Requirement
Check each line of the listing for the string "dividend", count the lines that have it, and answer with that number only.

[Recorded data]
__________________________________________________

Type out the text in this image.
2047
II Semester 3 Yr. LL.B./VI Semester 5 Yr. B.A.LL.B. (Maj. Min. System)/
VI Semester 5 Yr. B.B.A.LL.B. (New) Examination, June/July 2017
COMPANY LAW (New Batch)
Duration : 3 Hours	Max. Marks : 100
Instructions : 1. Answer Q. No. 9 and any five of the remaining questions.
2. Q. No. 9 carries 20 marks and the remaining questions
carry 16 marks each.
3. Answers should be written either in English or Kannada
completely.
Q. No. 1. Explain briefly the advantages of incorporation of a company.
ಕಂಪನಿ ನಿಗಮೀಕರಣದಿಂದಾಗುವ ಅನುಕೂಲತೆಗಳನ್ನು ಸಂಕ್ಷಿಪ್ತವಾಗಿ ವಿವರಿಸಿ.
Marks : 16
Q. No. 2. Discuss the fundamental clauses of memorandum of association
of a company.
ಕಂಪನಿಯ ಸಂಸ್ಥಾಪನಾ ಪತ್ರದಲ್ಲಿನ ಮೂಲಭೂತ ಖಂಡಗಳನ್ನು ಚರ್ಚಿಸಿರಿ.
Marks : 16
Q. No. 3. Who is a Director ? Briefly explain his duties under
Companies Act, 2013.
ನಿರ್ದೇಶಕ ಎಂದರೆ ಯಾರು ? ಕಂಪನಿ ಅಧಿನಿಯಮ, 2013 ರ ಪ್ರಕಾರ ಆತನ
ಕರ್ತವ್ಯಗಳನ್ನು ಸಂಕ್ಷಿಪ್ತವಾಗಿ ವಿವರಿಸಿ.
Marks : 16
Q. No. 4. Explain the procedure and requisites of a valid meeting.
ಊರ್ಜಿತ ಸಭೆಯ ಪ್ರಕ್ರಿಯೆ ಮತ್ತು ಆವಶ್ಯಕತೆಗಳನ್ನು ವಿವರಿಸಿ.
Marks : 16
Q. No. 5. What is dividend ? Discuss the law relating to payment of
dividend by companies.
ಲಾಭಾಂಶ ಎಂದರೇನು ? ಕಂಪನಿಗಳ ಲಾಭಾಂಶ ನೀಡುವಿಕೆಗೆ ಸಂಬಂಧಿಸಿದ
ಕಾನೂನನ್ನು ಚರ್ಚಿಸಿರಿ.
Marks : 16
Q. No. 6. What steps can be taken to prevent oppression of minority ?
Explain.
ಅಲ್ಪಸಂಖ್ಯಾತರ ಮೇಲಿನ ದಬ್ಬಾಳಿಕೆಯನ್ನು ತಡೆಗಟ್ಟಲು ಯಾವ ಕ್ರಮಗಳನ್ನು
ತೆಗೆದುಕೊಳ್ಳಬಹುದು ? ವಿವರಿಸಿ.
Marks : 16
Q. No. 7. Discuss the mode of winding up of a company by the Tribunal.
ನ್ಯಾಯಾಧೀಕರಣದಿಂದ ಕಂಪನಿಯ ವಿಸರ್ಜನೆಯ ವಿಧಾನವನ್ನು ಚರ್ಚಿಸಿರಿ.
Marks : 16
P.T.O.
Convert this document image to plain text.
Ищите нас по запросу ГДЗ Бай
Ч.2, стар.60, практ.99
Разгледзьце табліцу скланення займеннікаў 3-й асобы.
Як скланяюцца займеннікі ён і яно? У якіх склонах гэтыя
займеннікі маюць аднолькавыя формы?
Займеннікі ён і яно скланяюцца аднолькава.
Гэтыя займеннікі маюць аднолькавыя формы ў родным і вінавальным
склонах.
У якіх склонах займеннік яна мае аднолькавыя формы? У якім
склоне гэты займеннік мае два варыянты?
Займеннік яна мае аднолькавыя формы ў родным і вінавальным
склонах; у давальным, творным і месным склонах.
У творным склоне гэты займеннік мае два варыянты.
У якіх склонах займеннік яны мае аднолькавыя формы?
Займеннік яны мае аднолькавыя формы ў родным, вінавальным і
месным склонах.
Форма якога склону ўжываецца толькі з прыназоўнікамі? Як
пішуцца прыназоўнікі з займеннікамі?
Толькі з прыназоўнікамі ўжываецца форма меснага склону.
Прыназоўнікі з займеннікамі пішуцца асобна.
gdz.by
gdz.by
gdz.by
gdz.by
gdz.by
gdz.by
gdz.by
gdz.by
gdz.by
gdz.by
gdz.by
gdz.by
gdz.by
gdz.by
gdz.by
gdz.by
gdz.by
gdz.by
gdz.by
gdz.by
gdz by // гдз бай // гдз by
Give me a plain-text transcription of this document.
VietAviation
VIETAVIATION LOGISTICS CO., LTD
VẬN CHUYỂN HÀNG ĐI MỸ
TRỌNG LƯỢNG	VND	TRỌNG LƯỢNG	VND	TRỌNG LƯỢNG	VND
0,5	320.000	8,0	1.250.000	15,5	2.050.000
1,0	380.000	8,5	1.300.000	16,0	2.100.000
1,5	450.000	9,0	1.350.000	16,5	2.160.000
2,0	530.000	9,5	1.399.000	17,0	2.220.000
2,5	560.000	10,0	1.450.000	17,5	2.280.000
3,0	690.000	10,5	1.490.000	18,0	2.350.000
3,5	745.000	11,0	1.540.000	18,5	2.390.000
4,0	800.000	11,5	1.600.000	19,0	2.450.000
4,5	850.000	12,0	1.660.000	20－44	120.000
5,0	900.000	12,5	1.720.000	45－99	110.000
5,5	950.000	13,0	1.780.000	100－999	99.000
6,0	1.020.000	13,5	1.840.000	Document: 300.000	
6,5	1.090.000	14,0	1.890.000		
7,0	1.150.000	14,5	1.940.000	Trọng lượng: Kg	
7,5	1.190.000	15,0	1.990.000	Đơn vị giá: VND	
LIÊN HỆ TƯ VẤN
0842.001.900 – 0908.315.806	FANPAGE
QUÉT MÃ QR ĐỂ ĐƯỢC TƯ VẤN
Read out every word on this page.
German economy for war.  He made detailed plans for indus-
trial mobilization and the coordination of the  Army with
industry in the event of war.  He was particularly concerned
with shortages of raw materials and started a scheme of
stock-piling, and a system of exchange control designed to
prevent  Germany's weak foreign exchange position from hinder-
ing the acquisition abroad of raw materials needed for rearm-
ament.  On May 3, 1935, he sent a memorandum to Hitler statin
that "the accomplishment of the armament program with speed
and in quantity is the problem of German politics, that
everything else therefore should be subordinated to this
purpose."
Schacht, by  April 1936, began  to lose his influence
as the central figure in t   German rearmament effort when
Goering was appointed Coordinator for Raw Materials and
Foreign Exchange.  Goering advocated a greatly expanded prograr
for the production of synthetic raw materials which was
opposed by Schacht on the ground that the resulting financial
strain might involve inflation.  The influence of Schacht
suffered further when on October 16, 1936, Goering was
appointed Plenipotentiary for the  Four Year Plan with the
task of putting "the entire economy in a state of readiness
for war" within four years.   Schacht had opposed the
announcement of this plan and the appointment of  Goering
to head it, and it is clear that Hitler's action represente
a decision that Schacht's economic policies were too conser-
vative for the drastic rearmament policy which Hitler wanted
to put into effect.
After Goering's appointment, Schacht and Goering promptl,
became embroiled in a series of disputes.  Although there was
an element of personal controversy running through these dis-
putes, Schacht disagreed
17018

__________________________________________________

Result for this exercise
2